▸ Instructions to follow
Restate the entries word for word, omitting nothing.

╭─ Listed entries

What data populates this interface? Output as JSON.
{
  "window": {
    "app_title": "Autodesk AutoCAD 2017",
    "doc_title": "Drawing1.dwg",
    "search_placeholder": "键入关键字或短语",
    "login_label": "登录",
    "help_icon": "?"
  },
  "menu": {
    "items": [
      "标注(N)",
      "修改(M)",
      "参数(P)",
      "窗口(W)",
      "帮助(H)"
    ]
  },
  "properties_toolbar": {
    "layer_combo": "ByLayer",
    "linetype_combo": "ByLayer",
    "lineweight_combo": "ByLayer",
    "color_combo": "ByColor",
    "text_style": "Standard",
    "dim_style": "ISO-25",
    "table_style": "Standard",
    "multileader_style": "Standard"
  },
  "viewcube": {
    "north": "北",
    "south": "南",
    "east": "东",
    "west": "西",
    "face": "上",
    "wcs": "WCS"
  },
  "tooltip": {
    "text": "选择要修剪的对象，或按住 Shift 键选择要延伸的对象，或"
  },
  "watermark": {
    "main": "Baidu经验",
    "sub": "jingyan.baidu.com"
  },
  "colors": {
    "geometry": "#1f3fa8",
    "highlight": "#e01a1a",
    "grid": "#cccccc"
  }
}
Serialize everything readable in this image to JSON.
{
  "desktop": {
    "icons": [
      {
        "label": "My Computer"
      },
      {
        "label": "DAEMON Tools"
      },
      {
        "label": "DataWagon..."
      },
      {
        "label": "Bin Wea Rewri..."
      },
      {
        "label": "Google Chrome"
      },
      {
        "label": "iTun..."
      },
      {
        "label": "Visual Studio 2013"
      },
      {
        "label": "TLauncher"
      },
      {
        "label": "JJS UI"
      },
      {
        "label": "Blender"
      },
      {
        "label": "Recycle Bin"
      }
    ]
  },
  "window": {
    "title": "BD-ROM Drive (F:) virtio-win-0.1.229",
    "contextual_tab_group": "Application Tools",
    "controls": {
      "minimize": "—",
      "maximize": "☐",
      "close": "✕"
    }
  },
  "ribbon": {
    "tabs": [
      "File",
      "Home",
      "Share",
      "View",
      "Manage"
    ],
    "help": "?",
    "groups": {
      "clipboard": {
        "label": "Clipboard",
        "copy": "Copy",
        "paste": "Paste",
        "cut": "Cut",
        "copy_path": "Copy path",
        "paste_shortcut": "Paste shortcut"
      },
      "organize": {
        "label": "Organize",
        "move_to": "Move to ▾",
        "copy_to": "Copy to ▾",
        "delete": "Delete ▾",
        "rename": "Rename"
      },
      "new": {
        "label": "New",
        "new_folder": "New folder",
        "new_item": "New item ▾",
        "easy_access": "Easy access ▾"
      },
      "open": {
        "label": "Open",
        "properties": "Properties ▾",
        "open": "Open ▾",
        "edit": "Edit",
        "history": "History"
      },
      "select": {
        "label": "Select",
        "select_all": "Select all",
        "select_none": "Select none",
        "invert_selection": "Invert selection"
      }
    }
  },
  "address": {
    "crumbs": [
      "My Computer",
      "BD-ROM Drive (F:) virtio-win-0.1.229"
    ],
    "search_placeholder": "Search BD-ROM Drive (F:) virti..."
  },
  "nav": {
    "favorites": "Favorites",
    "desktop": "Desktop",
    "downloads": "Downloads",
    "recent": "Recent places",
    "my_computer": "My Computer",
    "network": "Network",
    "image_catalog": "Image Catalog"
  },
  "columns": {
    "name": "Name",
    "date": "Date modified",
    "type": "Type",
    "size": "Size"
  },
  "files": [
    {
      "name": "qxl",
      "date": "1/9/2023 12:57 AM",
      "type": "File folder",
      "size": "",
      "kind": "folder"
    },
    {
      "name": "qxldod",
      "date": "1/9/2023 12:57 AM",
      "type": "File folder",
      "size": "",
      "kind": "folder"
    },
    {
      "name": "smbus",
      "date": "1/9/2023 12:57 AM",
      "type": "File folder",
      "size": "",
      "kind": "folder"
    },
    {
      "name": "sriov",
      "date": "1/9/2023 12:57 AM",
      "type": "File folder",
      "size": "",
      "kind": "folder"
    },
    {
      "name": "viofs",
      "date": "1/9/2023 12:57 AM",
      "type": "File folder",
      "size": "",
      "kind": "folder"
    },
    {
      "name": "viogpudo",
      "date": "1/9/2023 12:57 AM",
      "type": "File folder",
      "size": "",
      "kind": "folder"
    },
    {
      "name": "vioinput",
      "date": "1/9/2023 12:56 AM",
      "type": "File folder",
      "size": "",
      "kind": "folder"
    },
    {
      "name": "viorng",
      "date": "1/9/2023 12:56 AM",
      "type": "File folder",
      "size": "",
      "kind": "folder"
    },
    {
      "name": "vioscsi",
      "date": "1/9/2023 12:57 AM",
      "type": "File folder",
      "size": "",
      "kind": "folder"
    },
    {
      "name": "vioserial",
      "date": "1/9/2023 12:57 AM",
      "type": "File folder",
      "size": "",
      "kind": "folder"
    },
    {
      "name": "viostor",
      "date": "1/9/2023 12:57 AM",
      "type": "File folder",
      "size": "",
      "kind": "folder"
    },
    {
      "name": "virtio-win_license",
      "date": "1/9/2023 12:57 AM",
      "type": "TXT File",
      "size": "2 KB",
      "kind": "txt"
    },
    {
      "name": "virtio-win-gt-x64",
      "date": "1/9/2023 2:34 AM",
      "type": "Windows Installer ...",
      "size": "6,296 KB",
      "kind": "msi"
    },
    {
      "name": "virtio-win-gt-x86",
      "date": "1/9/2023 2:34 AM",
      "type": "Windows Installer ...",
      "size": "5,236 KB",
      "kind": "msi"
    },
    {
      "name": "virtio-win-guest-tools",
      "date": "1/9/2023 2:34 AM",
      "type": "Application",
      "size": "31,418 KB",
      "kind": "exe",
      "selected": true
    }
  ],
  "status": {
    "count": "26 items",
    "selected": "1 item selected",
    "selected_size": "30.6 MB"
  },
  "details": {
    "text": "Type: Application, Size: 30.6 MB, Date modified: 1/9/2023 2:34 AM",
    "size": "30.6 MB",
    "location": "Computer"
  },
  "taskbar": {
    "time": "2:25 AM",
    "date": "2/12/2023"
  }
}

╰─

▸ Response to the task
What data populates this interface? Output as JSON.
{
  "window": {
    "app_title": "Autodesk AutoCAD 2017",
    "doc_title": "Drawing1.dwg",
    "search_placeholder": "键入关键字或短语",
    "login_label": "登录",
    "help_icon": "?"
  },
  "menu": {
    "items": [
      "标注(N)",
      "修改(M)",
      "参数(P)",
      "窗口(W)",
      "帮助(H)"
    ]
  },
  "properties_toolbar": {
    "layer_combo": "ByLayer",
    "linetype_combo": "ByLayer",
    "lineweight_combo": "ByLayer",
    "color_combo": "ByColor",
    "text_style": "Standard",
    "dim_style": "ISO-25",
    "table_style": "Standard",
    "multileader_style": "Standard"
  },
  "viewcube": {
    "north": "北",
    "south": "南",
    "east": "东",
    "west": "西",
    "face": "上",
    "wcs": "WCS"
  },
  "tooltip": {
    "text": "选择要修剪的对象，或按住 Shift 键选择要延伸的对象，或"
  },
  "watermark": {
    "main": "Baidu经验",
    "sub": "jingyan.baidu.com"
  },
  "colors": {
    "geometry": "#1f3fa8",
    "highlight": "#e01a1a",
    "grid": "#cccccc"
  }
}
Serialize everything readable in this image to JSON.
{
  "desktop": {
    "icons": [
      {
        "label": "My Computer"
      },
      {
        "label": "DAEMON Tools"
      },
      {
        "label": "DataWagon..."
      },
      {
        "label": "Bin Wea Rewri..."
      },
      {
        "label": "Google Chrome"
      },
      {
        "label": "iTun..."
      },
      {
        "label": "Visual Studio 2013"
      },
      {
        "label": "TLauncher"
      },
      {
        "label": "JJS UI"
      },
      {
        "label": "Blender"
      },
      {
        "label": "Recycle Bin"
      }
    ]
  },
  "window": {
    "title": "BD-ROM Drive (F:) virtio-win-0.1.229",
    "contextual_tab_group": "Application Tools",
    "controls": {
      "minimize": "—",
      "maximize": "☐",
      "close": "✕"
    }
  },
  "ribbon": {
    "tabs": [
      "File",
      "Home",
      "Share",
      "View",
      "Manage"
    ],
    "help": "?",
    "groups": {
      "clipboard": {
        "label": "Clipboard",
        "copy": "Copy",
        "paste": "Paste",
        "cut": "Cut",
        "copy_path": "Copy path",
        "paste_shortcut": "Paste shortcut"
      },
      "organize": {
        "label": "Organize",
        "move_to": "Move to ▾",
        "copy_to": "Copy to ▾",
        "delete": "Delete ▾",
        "rename": "Rename"
      },
      "new": {
        "label": "New",
        "new_folder": "New folder",
        "new_item": "New item ▾",
        "easy_access": "Easy access ▾"
      },
      "open": {
        "label": "Open",
        "properties": "Properties ▾",
        "open": "Open ▾",
        "edit": "Edit",
        "history": "History"
      },
      "select": {
        "label": "Select",
        "select_all": "Select all",
        "select_none": "Select none",
        "invert_selection": "Invert selection"
      }
    }
  },
  "address": {
    "crumbs": [
      "My Computer",
      "BD-ROM Drive (F:) virtio-win-0.1.229"
    ],
    "search_placeholder": "Search BD-ROM Drive (F:) virti..."
  },
  "nav": {
    "favorites": "Favorites",
    "desktop": "Desktop",
    "downloads": "Downloads",
    "recent": "Recent places",
    "my_computer": "My Computer",
    "network": "Network",
    "image_catalog": "Image Catalog"
  },
  "columns": {
    "name": "Name",
    "date": "Date modified",
    "type": "Type",
    "size": "Size"
  },
  "files": [
    {
      "name": "qxl",
      "date": "1/9/2023 12:57 AM",
      "type": "File folder",
      "size": "",
      "kind": "folder"
    },
    {
      "name": "qxldod",
      "date": "1/9/2023 12:57 AM",
      "type": "File folder",
      "size": "",
      "kind": "folder"
    },
    {
      "name": "smbus",
      "date": "1/9/2023 12:57 AM",
      "type": "File folder",
      "size": "",
      "kind": "folder"
    },
    {
      "name": "sriov",
      "date": "1/9/2023 12:57 AM",
      "type": "File folder",
      "size": "",
      "kind": "folder"
    },
    {
      "name": "viofs",
      "date": "1/9/2023 12:57 AM",
      "type": "File folder",
      "size": "",
      "kind": "folder"
    },
    {
      "name": "viogpudo",
      "date": "1/9/2023 12:57 AM",
      "type": "File folder",
      "size": "",
      "kind": "folder"
    },
    {
      "name": "vioinput",
      "date": "1/9/2023 12:56 AM",
      "type": "File folder",
      "size": "",
      "kind": "folder"
    },
    {
      "name": "viorng",
      "date": "1/9/2023 12:56 AM",
      "type": "File folder",
      "size": "",
      "kind": "folder"
    },
    {
      "name": "vioscsi",
      "date": "1/9/2023 12:57 AM",
      "type": "File folder",
      "size": "",
      "kind": "folder"
    },
    {
      "name": "vioserial",
      "date": "1/9/2023 12:57 AM",
      "type": "File folder",
      "size": "",
      "kind": "folder"
    },
    {
      "name": "viostor",
      "date": "1/9/2023 12:57 AM",
      "type": "File folder",
      "size": "",
      "kind": "folder"
    },
    {
      "name": "virtio-win_license",
      "date": "1/9/2023 12:57 AM",
      "type": "TXT File",
      "size": "2 KB",
      "kind": "txt"
    },
    {
      "name": "virtio-win-gt-x64",
      "date": "1/9/2023 2:34 AM",
      "type": "Windows Installer ...",
      "size": "6,296 KB",
      "kind": "msi"
    },
    {
      "name": "virtio-win-gt-x86",
      "date": "1/9/2023 2:34 AM",
      "type": "Windows Installer ...",
      "size": "5,236 KB",
      "kind": "msi"
    },
    {
      "name": "virtio-win-guest-tools",
      "date": "1/9/2023 2:34 AM",
      "type": "Application",
      "size": "31,418 KB",
      "kind": "exe",
      "selected": true
    }
  ],
  "status": {
    "count": "26 items",
    "selected": "1 item selected",
    "selected_size": "30.6 MB"
  },
  "details": {
    "text": "Type: Application, Size: 30.6 MB, Date modified: 1/9/2023 2:34 AM",
    "size": "30.6 MB",
    "location": "Computer"
  },
  "taskbar": {
    "time": "2:25 AM",
    "date": "2/12/2023"
  }
}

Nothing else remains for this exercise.